■ EXCERPT ■
I shall not here inquire into the nature of this vision, or the power and ability which we shall have in heaven to behold the glory of Christ. Some few things may be mentioned, as it relates unto our minds, and our bodies also, after the resurrection.

1. For the mind, it shall be perfectly freed from all that darkness, unsteadiness, and other incapacities, which here it is accompanied with; and whereby it is weakened, hindered, and obstructed, in the exercise of faith. And they are of two sorts.

(1.) Such as are the remainders of that depravation of our natures which came upon us by sin. Hereby our minds became wholly vain, dark, and corrupt, as the Scripture testifieth, — utterly unable to discern spiritual things in a due manner. This is so far cured and removed in this life by grace, as that those who were darkness do become light in the Lord, or are enabled to live unto God under the conduct of a new spiritual light communicated unto them. But it is so cured and removed in part only, it is not perfectly abolished. Hence are all our remaining weaknesses and incapacities in discerning things spiritual and eternal, which we yet groan under, and long for deliverance from. No footsteps, no scars or marks that ever it had place in our minds shall abide in glory, Eph. v. 27. Nothing shall weaken, disturb, or incapacitate our souls, in acting all their powers, unimpeded by vanity, diversions, weakness, inability, upon their proper objects. The excellency hereof, in universal liberty and power, we cannot here comprehend; nor can we yet conceive the glory and beauty of those immixed spiritual actings of our minds which shall have no clog upon them, no encumbrance in them, no alloy of dross accompanying them. One pure act of spiritual sight in discerning the glory of Christ, — one pure act of love in cleaving unto God, — 382will bring in more blessedness and satisfaction into our minds than in this world we are capable of.

(2.) There is an incapacity in our minds, as unto their actings on things spiritual and eternal, that is merely natural, from the posture wherein they are, and the figure which they are to make in this life. For they are here clothed with flesh, and that debased and corrupted. Now, in this state, though the mind act its conceptions by the body as its organ and instrument, yet is it variously straitened, encumbered, and impeded in the exercise of its native powers, especially towards things heavenly, by this prison of the flesh, wherein it is immured. There is an angelical excellency in the pure actings of the soul when delivered from all material instruments of them, or when they are all glorified and made suitable helps in its utmost spiritual activity. How and by what degrees our minds shall be freed from these obstructions in their beholding the glory of Christ shall be afterward declared.

(Layout element annotations)
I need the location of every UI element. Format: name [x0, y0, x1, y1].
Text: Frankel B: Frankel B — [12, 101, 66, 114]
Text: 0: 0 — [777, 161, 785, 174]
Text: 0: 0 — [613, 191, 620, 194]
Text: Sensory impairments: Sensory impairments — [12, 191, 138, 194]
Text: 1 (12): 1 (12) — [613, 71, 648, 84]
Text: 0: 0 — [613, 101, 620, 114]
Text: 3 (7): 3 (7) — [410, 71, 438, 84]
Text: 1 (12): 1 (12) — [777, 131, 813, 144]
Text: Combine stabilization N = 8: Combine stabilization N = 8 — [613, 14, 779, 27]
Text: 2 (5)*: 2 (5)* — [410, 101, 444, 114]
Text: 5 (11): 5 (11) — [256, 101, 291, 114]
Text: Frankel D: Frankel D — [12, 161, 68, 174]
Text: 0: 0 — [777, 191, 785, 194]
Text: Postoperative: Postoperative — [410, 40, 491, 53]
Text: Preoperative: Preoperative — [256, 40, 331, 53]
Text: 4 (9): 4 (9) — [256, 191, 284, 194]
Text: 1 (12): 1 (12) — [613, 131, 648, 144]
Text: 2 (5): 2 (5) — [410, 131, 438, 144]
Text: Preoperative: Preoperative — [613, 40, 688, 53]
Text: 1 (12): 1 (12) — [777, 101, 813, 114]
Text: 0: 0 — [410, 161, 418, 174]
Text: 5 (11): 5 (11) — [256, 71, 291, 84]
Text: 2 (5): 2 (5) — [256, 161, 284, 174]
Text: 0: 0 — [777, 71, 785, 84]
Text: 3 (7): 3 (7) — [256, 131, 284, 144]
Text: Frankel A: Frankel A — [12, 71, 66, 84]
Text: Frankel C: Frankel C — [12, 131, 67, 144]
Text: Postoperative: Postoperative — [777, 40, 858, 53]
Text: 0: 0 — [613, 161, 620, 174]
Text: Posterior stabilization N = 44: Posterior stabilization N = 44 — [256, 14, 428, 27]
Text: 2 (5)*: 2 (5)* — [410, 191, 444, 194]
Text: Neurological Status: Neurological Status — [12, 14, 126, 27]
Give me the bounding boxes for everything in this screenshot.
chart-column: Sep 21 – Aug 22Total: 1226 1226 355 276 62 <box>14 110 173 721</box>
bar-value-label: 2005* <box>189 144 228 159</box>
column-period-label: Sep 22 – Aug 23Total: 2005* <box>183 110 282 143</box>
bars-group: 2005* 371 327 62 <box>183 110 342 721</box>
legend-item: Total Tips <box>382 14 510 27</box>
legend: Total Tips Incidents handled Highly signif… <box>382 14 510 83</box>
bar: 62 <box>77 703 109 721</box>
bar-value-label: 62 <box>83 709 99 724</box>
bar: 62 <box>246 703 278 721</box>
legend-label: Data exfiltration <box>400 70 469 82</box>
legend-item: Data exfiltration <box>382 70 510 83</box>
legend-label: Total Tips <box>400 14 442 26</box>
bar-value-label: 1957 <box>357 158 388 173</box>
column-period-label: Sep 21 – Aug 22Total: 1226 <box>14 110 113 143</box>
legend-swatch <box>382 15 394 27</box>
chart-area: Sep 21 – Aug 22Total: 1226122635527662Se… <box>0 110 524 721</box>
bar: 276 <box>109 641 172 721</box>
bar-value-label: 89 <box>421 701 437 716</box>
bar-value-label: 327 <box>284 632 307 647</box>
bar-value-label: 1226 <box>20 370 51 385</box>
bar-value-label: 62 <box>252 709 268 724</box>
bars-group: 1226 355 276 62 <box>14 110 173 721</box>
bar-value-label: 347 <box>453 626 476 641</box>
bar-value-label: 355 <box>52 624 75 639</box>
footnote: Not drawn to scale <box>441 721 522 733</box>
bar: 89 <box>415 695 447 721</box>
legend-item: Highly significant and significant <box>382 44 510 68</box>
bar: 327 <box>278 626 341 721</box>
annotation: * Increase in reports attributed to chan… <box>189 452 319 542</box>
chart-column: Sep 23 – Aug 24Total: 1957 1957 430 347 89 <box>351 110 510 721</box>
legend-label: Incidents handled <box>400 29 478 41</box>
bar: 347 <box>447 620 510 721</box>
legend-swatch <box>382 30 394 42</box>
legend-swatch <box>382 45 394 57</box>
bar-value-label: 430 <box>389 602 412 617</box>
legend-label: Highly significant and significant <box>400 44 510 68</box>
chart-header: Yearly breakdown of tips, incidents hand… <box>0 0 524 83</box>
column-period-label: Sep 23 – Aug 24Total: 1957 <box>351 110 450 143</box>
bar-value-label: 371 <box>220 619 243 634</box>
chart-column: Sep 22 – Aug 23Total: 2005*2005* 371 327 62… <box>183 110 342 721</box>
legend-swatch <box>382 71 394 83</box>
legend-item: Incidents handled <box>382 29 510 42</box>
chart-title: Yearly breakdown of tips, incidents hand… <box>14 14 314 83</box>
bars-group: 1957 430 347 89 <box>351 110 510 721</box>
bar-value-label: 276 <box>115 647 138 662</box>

■ ACTIONS TO TAKE ■
A – Do these statements agree with the excerpt on beholding the glory of Christ? (i) The incapacities accompanying the mind here are of two sorts. (ii) The depravation of our natures is perfectly abolished in this life. (iii) In this life the mind is clothed with flesh. Answer each with yes or no and quote the deciding words.
B – Can you pull out the lines of the records from the first line through the line containing "Text: 0: 0 — [613, 101, 620, 114]", including both ends, and reproduce them without any change?

■ TASK-BY-TASK RESULTS ■
A –
(i) Yes: "And they are of two sorts."
(ii) No: "But it is so cured and removed in part only, it is not perfectly abolished."
(iii) Yes: "For they are here clothed with flesh, and that debased and corrupted."

B –
I need the location of every UI element. Format: name [x0, y0, x1, y1].
Text: Frankel B: Frankel B — [12, 101, 66, 114]
Text: 0: 0 — [777, 161, 785, 174]
Text: 0: 0 — [613, 191, 620, 194]
Text: Sensory impairments: Sensory impairments — [12, 191, 138, 194]
Text: 1 (12): 1 (12) — [613, 71, 648, 84]
Text: 0: 0 — [613, 101, 620, 114]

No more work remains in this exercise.